Items listed in a dataset ->
________________

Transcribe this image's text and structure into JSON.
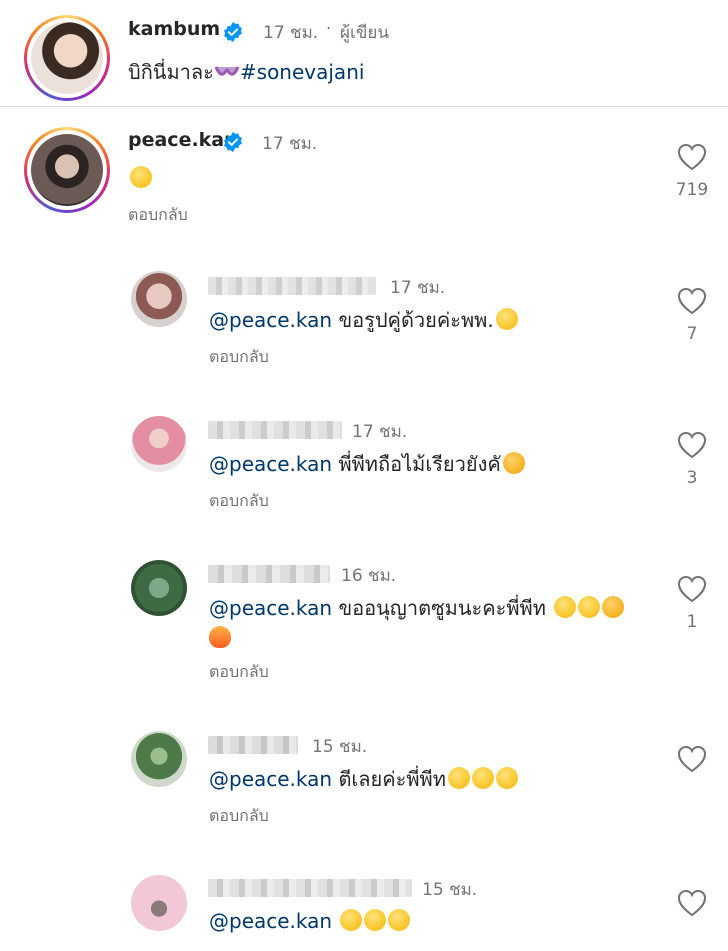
{
  "post": {
    "username": "kambum",
    "time": "17 ชม.",
    "separator": "·",
    "author_badge": "ผู้เขียน",
    "caption_text": "บิกินี่มาละ",
    "hashtag": "#sonevajani"
  },
  "reply": {
    "username": "peace.kan",
    "time": "17 ชม.",
    "likes": "719",
    "reply_label": "ตอบกลับ"
  },
  "comments": [
    {
      "time": "17 ชม.",
      "mention": "@peace.kan",
      "text": "ขอรูปคู่ด้วยค่ะพพ.",
      "likes": "7",
      "reply_label": "ตอบกลับ"
    },
    {
      "time": "17 ชม.",
      "mention": "@peace.kan",
      "text": "พี่พีทถือไม้เรียวยังคั",
      "likes": "3",
      "reply_label": "ตอบกลับ"
    },
    {
      "time": "16 ชม.",
      "mention": "@peace.kan",
      "text": "ขออนุญาตซูมนะคะพี่พีท",
      "likes": "1",
      "reply_label": "ตอบกลับ"
    },
    {
      "time": "15 ชม.",
      "mention": "@peace.kan",
      "text": "ตีเลยค่ะพี่พีท",
      "likes": "",
      "reply_label": "ตอบกลับ"
    },
    {
      "time": "15 ชม.",
      "mention": "@peace.kan",
      "text": "",
      "likes": "",
      "reply_label": ""
    }
  ],
  "colors": {
    "link": "#00376b",
    "muted": "#737373",
    "verified": "#0095f6"
  }
}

________________

The task -> Reproduce the data verbatim. Do not carry any picture into the copy.

Result ->
Transcribe this image's text and structure into JSON.
{
  "post": {
    "username": "kambum",
    "time": "17 ชม.",
    "separator": "·",
    "author_badge": "ผู้เขียน",
    "caption_text": "บิกินี่มาละ",
    "hashtag": "#sonevajani"
  },
  "reply": {
    "username": "peace.kan",
    "time": "17 ชม.",
    "likes": "719",
    "reply_label": "ตอบกลับ"
  },
  "comments": [
    {
      "time": "17 ชม.",
      "mention": "@peace.kan",
      "text": "ขอรูปคู่ด้วยค่ะพพ.",
      "likes": "7",
      "reply_label": "ตอบกลับ"
    },
    {
      "time": "17 ชม.",
      "mention": "@peace.kan",
      "text": "พี่พีทถือไม้เรียวยังคั",
      "likes": "3",
      "reply_label": "ตอบกลับ"
    },
    {
      "time": "16 ชม.",
      "mention": "@peace.kan",
      "text": "ขออนุญาตซูมนะคะพี่พีท",
      "likes": "1",
      "reply_label": "ตอบกลับ"
    },
    {
      "time": "15 ชม.",
      "mention": "@peace.kan",
      "text": "ตีเลยค่ะพี่พีท",
      "likes": "",
      "reply_label": "ตอบกลับ"
    },
    {
      "time": "15 ชม.",
      "mention": "@peace.kan",
      "text": "",
      "likes": "",
      "reply_label": ""
    }
  ],
  "colors": {
    "link": "#00376b",
    "muted": "#737373",
    "verified": "#0095f6"
  }
}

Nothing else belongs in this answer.